§ **Source data**:
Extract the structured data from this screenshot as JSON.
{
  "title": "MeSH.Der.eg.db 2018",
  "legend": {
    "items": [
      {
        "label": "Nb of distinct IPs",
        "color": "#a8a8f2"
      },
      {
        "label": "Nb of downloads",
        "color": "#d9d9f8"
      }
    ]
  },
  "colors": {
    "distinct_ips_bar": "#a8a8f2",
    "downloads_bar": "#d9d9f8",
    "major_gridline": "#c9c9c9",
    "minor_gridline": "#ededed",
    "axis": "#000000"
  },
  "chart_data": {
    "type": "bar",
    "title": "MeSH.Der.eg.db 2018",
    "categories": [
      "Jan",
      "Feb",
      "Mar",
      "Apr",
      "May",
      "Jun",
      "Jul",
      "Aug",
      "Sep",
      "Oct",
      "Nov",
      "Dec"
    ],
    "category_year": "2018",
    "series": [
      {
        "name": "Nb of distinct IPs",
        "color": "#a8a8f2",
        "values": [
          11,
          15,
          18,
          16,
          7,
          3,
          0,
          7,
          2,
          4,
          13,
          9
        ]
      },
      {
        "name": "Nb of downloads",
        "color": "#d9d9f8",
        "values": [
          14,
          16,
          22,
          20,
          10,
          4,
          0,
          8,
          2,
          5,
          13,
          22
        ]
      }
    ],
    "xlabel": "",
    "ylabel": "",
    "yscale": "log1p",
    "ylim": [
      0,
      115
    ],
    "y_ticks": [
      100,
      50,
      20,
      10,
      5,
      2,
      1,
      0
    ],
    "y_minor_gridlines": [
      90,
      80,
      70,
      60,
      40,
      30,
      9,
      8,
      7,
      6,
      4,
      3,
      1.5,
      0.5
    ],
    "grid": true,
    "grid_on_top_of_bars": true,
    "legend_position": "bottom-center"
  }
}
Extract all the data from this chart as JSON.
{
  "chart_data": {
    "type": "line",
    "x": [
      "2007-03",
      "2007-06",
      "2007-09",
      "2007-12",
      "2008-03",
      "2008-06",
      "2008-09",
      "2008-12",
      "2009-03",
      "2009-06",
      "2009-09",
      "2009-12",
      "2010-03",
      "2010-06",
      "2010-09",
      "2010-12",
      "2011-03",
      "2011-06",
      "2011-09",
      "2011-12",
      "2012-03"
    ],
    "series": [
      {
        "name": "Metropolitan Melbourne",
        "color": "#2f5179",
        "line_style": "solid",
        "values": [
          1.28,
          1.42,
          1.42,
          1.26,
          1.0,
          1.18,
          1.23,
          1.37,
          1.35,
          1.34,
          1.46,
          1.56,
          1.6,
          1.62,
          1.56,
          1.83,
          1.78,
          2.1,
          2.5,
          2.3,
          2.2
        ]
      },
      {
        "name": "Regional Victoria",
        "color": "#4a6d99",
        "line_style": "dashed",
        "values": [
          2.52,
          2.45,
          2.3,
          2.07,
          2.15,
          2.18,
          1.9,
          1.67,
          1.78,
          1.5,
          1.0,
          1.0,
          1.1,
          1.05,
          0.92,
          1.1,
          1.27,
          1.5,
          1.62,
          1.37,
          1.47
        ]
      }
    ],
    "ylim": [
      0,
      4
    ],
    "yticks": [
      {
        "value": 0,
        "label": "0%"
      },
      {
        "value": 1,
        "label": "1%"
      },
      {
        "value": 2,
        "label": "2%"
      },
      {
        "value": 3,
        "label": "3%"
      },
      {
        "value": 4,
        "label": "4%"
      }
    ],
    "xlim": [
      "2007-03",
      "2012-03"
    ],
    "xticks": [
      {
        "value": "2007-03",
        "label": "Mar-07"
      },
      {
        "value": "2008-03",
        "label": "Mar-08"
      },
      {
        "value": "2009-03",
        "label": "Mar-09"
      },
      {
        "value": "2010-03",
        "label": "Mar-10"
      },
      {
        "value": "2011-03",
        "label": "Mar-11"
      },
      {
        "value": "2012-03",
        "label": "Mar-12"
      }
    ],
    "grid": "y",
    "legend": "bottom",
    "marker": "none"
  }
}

§ **Given problem**: Using the listing above, please repeat every entry exactly.

§ **Output of the task**:
Extract the structured data from this screenshot as JSON.
{
  "title": "MeSH.Der.eg.db 2018",
  "legend": {
    "items": [
      {
        "label": "Nb of distinct IPs",
        "color": "#a8a8f2"
      },
      {
        "label": "Nb of downloads",
        "color": "#d9d9f8"
      }
    ]
  },
  "colors": {
    "distinct_ips_bar": "#a8a8f2",
    "downloads_bar": "#d9d9f8",
    "major_gridline": "#c9c9c9",
    "minor_gridline": "#ededed",
    "axis": "#000000"
  },
  "chart_data": {
    "type": "bar",
    "title": "MeSH.Der.eg.db 2018",
    "categories": [
      "Jan",
      "Feb",
      "Mar",
      "Apr",
      "May",
      "Jun",
      "Jul",
      "Aug",
      "Sep",
      "Oct",
      "Nov",
      "Dec"
    ],
    "category_year": "2018",
    "series": [
      {
        "name": "Nb of distinct IPs",
        "color": "#a8a8f2",
        "values": [
          11,
          15,
          18,
          16,
          7,
          3,
          0,
          7,
          2,
          4,
          13,
          9
        ]
      },
      {
        "name": "Nb of downloads",
        "color": "#d9d9f8",
        "values": [
          14,
          16,
          22,
          20,
          10,
          4,
          0,
          8,
          2,
          5,
          13,
          22
        ]
      }
    ],
    "xlabel": "",
    "ylabel": "",
    "yscale": "log1p",
    "ylim": [
      0,
      115
    ],
    "y_ticks": [
      100,
      50,
      20,
      10,
      5,
      2,
      1,
      0
    ],
    "y_minor_gridlines": [
      90,
      80,
      70,
      60,
      40,
      30,
      9,
      8,
      7,
      6,
      4,
      3,
      1.5,
      0.5
    ],
    "grid": true,
    "grid_on_top_of_bars": true,
    "legend_position": "bottom-center"
  }
}
Extract all the data from this chart as JSON.
{
  "chart_data": {
    "type": "line",
    "x": [
      "2007-03",
      "2007-06",
      "2007-09",
      "2007-12",
      "2008-03",
      "2008-06",
      "2008-09",
      "2008-12",
      "2009-03",
      "2009-06",
      "2009-09",
      "2009-12",
      "2010-03",
      "2010-06",
      "2010-09",
      "2010-12",
      "2011-03",
      "2011-06",
      "2011-09",
      "2011-12",
      "2012-03"
    ],
    "series": [
      {
        "name": "Metropolitan Melbourne",
        "color": "#2f5179",
        "line_style": "solid",
        "values": [
          1.28,
          1.42,
          1.42,
          1.26,
          1.0,
          1.18,
          1.23,
          1.37,
          1.35,
          1.34,
          1.46,
          1.56,
          1.6,
          1.62,
          1.56,
          1.83,
          1.78,
          2.1,
          2.5,
          2.3,
          2.2
        ]
      },
      {
        "name": "Regional Victoria",
        "color": "#4a6d99",
        "line_style": "dashed",
        "values": [
          2.52,
          2.45,
          2.3,
          2.07,
          2.15,
          2.18,
          1.9,
          1.67,
          1.78,
          1.5,
          1.0,
          1.0,
          1.1,
          1.05,
          0.92,
          1.1,
          1.27,
          1.5,
          1.62,
          1.37,
          1.47
        ]
      }
    ],
    "ylim": [
      0,
      4
    ],
    "yticks": [
      {
        "value": 0,
        "label": "0%"
      },
      {
        "value": 1,
        "label": "1%"
      },
      {
        "value": 2,
        "label": "2%"
      },
      {
        "value": 3,
        "label": "3%"
      },
      {
        "value": 4,
        "label": "4%"
      }
    ],
    "xlim": [
      "2007-03",
      "2012-03"
    ],
    "xticks": [
      {
        "value": "2007-03",
        "label": "Mar-07"
      },
      {
        "value": "2008-03",
        "label": "Mar-08"
      },
      {
        "value": "2009-03",
        "label": "Mar-09"
      },
      {
        "value": "2010-03",
        "label": "Mar-10"
      },
      {
        "value": "2011-03",
        "label": "Mar-11"
      },
      {
        "value": "2012-03",
        "label": "Mar-12"
      }
    ],
    "grid": "y",
    "legend": "bottom",
    "marker": "none"
  }
}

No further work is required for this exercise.